+++ Data +++

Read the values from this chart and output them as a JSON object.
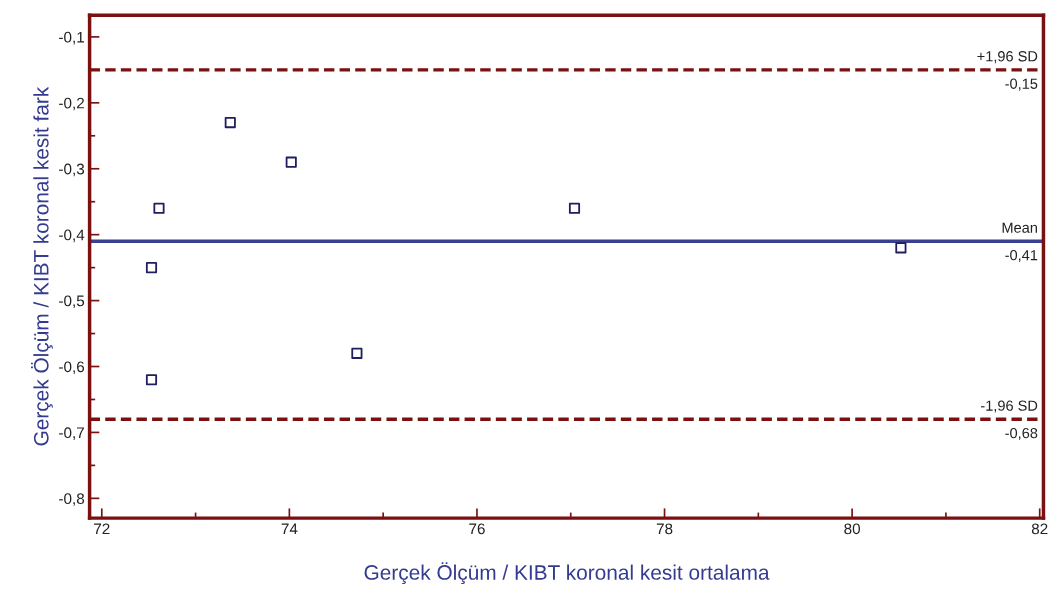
{
  "chart_data": {
    "type": "scatter",
    "xlabel": "Gerçek Ölçüm / KIBT koronal kesit ortalama",
    "ylabel": "Gerçek Ölçüm / KIBT koronal kesit fark",
    "x": [
      72.61,
      73.37,
      74.02,
      72.53,
      77.04,
      80.52,
      74.72,
      72.53
    ],
    "series": [
      {
        "color": "#1f1f5f",
        "values": [
          -0.36,
          -0.23,
          -0.29,
          -0.45,
          -0.36,
          -0.42,
          -0.58,
          -0.62
        ]
      }
    ],
    "marker": "square",
    "xlim": [
      71.87,
      82.04
    ],
    "ylim": [
      -0.83,
      -0.067
    ],
    "xticks": [
      72,
      {
        "value": 73,
        "label": null
      },
      74,
      {
        "value": 75,
        "label": null
      },
      76,
      {
        "value": 77,
        "label": null
      },
      78,
      {
        "value": 79,
        "label": null
      },
      80,
      {
        "value": 81,
        "label": null
      },
      82
    ],
    "yticks": [
      {
        "value": -0.1,
        "label": "-0,1"
      },
      {
        "value": -0.15,
        "label": null
      },
      {
        "value": -0.2,
        "label": "-0,2"
      },
      {
        "value": -0.25,
        "label": null
      },
      {
        "value": -0.3,
        "label": "-0,3"
      },
      {
        "value": -0.35,
        "label": null
      },
      {
        "value": -0.4,
        "label": "-0,4"
      },
      {
        "value": -0.45,
        "label": null
      },
      {
        "value": -0.5,
        "label": "-0,5"
      },
      {
        "value": -0.55,
        "label": null
      },
      {
        "value": -0.6,
        "label": "-0,6"
      },
      {
        "value": -0.65,
        "label": null
      },
      {
        "value": -0.7,
        "label": "-0,7"
      },
      {
        "value": -0.75,
        "label": null
      },
      {
        "value": -0.8,
        "label": "-0,8"
      }
    ],
    "ref_lines": [
      {
        "axis": "y",
        "value": -0.15,
        "label": "+1,96 SD",
        "color": "#7b1010",
        "line_style": "dashed"
      },
      {
        "axis": "y",
        "value": -0.41,
        "label": "Mean",
        "color": "#3a3f8f",
        "line_style": "solid"
      },
      {
        "axis": "y",
        "value": -0.68,
        "label": "-1,96 SD",
        "color": "#7b1010",
        "line_style": "dashed"
      }
    ],
    "annotations": [
      {
        "text": "-0,15",
        "y": -0.15
      },
      {
        "text": "-0,41",
        "y": -0.41
      },
      {
        "text": "-0,68",
        "y": -0.68
      }
    ],
    "grid": false,
    "legend": false
  }
}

+++

Problem statement:
All records should be output exactly, with the pictures left out.

Completed task:
Read the values from this chart and output them as a JSON object.
{
  "chart_data": {
    "type": "scatter",
    "xlabel": "Gerçek Ölçüm / KIBT koronal kesit ortalama",
    "ylabel": "Gerçek Ölçüm / KIBT koronal kesit fark",
    "x": [
      72.61,
      73.37,
      74.02,
      72.53,
      77.04,
      80.52,
      74.72,
      72.53
    ],
    "series": [
      {
        "color": "#1f1f5f",
        "values": [
          -0.36,
          -0.23,
          -0.29,
          -0.45,
          -0.36,
          -0.42,
          -0.58,
          -0.62
        ]
      }
    ],
    "marker": "square",
    "xlim": [
      71.87,
      82.04
    ],
    "ylim": [
      -0.83,
      -0.067
    ],
    "xticks": [
      72,
      {
        "value": 73,
        "label": null
      },
      74,
      {
        "value": 75,
        "label": null
      },
      76,
      {
        "value": 77,
        "label": null
      },
      78,
      {
        "value": 79,
        "label": null
      },
      80,
      {
        "value": 81,
        "label": null
      },
      82
    ],
    "yticks": [
      {
        "value": -0.1,
        "label": "-0,1"
      },
      {
        "value": -0.15,
        "label": null
      },
      {
        "value": -0.2,
        "label": "-0,2"
      },
      {
        "value": -0.25,
        "label": null
      },
      {
        "value": -0.3,
        "label": "-0,3"
      },
      {
        "value": -0.35,
        "label": null
      },
      {
        "value": -0.4,
        "label": "-0,4"
      },
      {
        "value": -0.45,
        "label": null
      },
      {
        "value": -0.5,
        "label": "-0,5"
      },
      {
        "value": -0.55,
        "label": null
      },
      {
        "value": -0.6,
        "label": "-0,6"
      },
      {
        "value": -0.65,
        "label": null
      },
      {
        "value": -0.7,
        "label": "-0,7"
      },
      {
        "value": -0.75,
        "label": null
      },
      {
        "value": -0.8,
        "label": "-0,8"
      }
    ],
    "ref_lines": [
      {
        "axis": "y",
        "value": -0.15,
        "label": "+1,96 SD",
        "color": "#7b1010",
        "line_style": "dashed"
      },
      {
        "axis": "y",
        "value": -0.41,
        "label": "Mean",
        "color": "#3a3f8f",
        "line_style": "solid"
      },
      {
        "axis": "y",
        "value": -0.68,
        "label": "-1,96 SD",
        "color": "#7b1010",
        "line_style": "dashed"
      }
    ],
    "annotations": [
      {
        "text": "-0,15",
        "y": -0.15
      },
      {
        "text": "-0,41",
        "y": -0.41
      },
      {
        "text": "-0,68",
        "y": -0.68
      }
    ],
    "grid": false,
    "legend": false
  }
}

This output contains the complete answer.